_Task directions:_ Copy the lines of the layout records below without any changes, leaving out the picture placeholders.

(Layout records)
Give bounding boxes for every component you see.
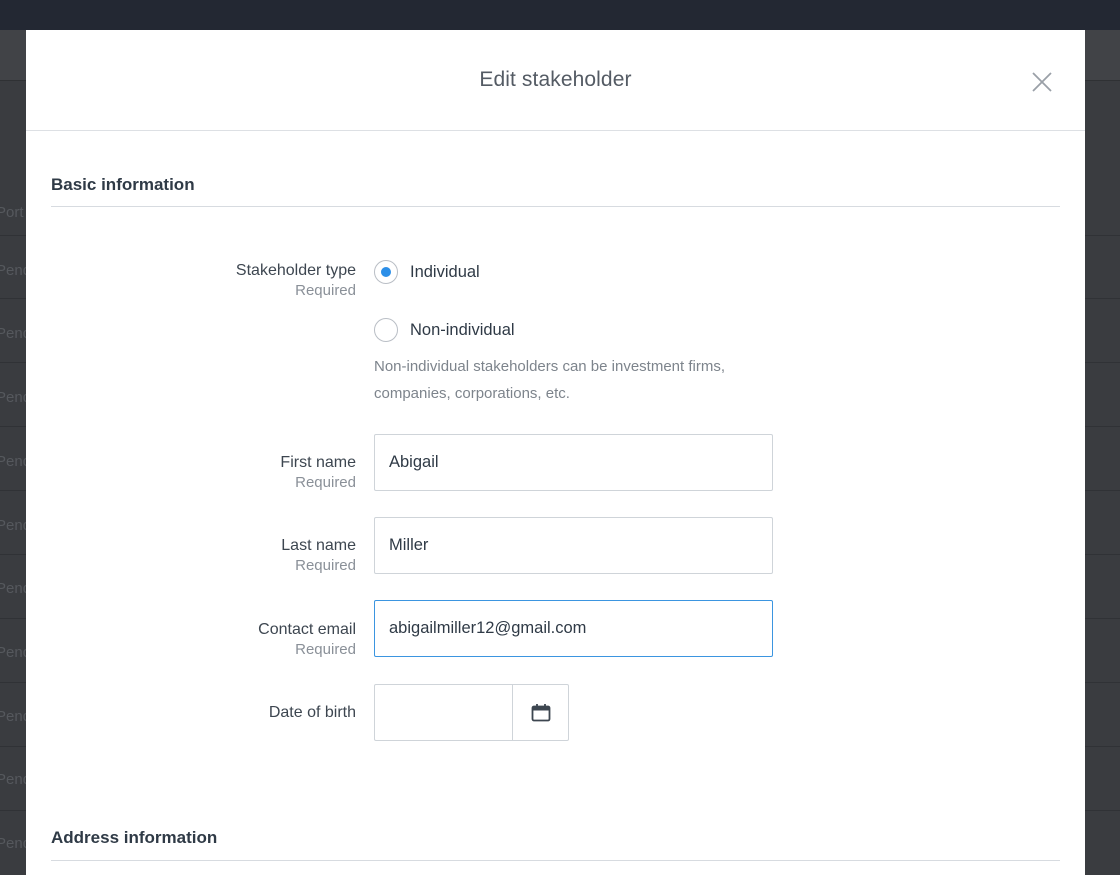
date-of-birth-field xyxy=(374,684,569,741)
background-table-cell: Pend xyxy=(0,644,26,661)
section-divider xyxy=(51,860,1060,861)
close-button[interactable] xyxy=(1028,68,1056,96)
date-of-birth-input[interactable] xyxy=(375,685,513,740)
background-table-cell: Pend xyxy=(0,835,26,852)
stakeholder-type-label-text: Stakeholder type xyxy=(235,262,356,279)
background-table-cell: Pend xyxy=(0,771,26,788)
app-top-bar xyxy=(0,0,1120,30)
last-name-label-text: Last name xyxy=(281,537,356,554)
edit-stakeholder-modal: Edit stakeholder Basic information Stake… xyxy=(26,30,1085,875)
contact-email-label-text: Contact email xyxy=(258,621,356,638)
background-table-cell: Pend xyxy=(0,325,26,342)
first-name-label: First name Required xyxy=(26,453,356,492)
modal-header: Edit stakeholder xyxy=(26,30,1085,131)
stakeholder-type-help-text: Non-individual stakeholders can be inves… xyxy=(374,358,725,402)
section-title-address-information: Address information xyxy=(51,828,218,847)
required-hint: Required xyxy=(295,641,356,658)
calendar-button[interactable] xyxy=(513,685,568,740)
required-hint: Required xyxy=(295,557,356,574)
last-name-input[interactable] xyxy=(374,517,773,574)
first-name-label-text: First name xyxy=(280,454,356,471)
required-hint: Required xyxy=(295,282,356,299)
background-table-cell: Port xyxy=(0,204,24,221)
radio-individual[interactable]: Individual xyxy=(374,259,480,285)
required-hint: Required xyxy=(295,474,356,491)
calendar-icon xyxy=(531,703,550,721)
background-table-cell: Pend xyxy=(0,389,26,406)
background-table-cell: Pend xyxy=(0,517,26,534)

_Written solution:_
Give bounding boxes for every component you see.
date-of-birth-field xyxy=(374,684,569,741)
background-table-cell: Pend xyxy=(0,644,26,661)
section-divider xyxy=(51,860,1060,861)
close-button[interactable] xyxy=(1028,68,1056,96)
date-of-birth-input[interactable] xyxy=(375,685,513,740)
background-table-cell: Pend xyxy=(0,835,26,852)
stakeholder-type-label-text: Stakeholder type xyxy=(235,262,356,279)
background-table-cell: Pend xyxy=(0,771,26,788)
app-top-bar xyxy=(0,0,1120,30)
last-name-label-text: Last name xyxy=(281,537,356,554)
edit-stakeholder-modal: Edit stakeholder Basic information Stake… xyxy=(26,30,1085,875)
contact-email-label-text: Contact email xyxy=(258,621,356,638)
background-table-cell: Pend xyxy=(0,325,26,342)
first-name-label: First name Required xyxy=(26,453,356,492)
modal-header: Edit stakeholder xyxy=(26,30,1085,131)
stakeholder-type-help-text: Non-individual stakeholders can be inves… xyxy=(374,358,725,402)
section-title-address-information: Address information xyxy=(51,828,218,847)
required-hint: Required xyxy=(295,641,356,658)
calendar-button[interactable] xyxy=(513,685,568,740)
required-hint: Required xyxy=(295,557,356,574)
last-name-input[interactable] xyxy=(374,517,773,574)
first-name-label-text: First name xyxy=(280,454,356,471)
required-hint: Required xyxy=(295,282,356,299)
background-table-cell: Port xyxy=(0,204,24,221)
radio-individual[interactable]: Individual xyxy=(374,259,480,285)
required-hint: Required xyxy=(295,474,356,491)
calendar-icon xyxy=(531,703,550,721)
background-table-cell: Pend xyxy=(0,389,26,406)
background-table-cell: Pend xyxy=(0,517,26,534)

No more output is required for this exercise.